• Collected data entries:
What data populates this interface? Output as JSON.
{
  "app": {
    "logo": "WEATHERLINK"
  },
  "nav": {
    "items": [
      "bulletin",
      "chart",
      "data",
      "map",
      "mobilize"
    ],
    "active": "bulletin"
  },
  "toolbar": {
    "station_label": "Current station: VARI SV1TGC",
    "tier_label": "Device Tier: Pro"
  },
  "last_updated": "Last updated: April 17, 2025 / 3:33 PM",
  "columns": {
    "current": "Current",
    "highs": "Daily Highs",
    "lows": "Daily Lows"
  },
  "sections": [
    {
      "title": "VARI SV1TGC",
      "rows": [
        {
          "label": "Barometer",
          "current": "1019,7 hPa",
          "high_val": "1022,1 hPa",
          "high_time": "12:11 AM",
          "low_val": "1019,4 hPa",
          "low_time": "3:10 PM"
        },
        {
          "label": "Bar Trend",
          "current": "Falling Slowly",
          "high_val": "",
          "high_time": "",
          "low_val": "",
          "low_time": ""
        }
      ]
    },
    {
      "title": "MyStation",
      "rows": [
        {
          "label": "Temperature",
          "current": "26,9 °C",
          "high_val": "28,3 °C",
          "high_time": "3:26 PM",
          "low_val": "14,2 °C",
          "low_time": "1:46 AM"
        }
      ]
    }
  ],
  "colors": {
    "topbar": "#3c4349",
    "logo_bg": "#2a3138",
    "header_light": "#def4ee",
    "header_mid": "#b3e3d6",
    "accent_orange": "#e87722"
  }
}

• Directions: Please copy out each record, character for character.

• Expected output:
What data populates this interface? Output as JSON.
{
  "app": {
    "logo": "WEATHERLINK"
  },
  "nav": {
    "items": [
      "bulletin",
      "chart",
      "data",
      "map",
      "mobilize"
    ],
    "active": "bulletin"
  },
  "toolbar": {
    "station_label": "Current station: VARI SV1TGC",
    "tier_label": "Device Tier: Pro"
  },
  "last_updated": "Last updated: April 17, 2025 / 3:33 PM",
  "columns": {
    "current": "Current",
    "highs": "Daily Highs",
    "lows": "Daily Lows"
  },
  "sections": [
    {
      "title": "VARI SV1TGC",
      "rows": [
        {
          "label": "Barometer",
          "current": "1019,7 hPa",
          "high_val": "1022,1 hPa",
          "high_time": "12:11 AM",
          "low_val": "1019,4 hPa",
          "low_time": "3:10 PM"
        },
        {
          "label": "Bar Trend",
          "current": "Falling Slowly",
          "high_val": "",
          "high_time": "",
          "low_val": "",
          "low_time": ""
        }
      ]
    },
    {
      "title": "MyStation",
      "rows": [
        {
          "label": "Temperature",
          "current": "26,9 °C",
          "high_val": "28,3 °C",
          "high_time": "3:26 PM",
          "low_val": "14,2 °C",
          "low_time": "1:46 AM"
        }
      ]
    }
  ],
  "colors": {
    "topbar": "#3c4349",
    "logo_bg": "#2a3138",
    "header_light": "#def4ee",
    "header_mid": "#b3e3d6",
    "accent_orange": "#e87722"
  }
}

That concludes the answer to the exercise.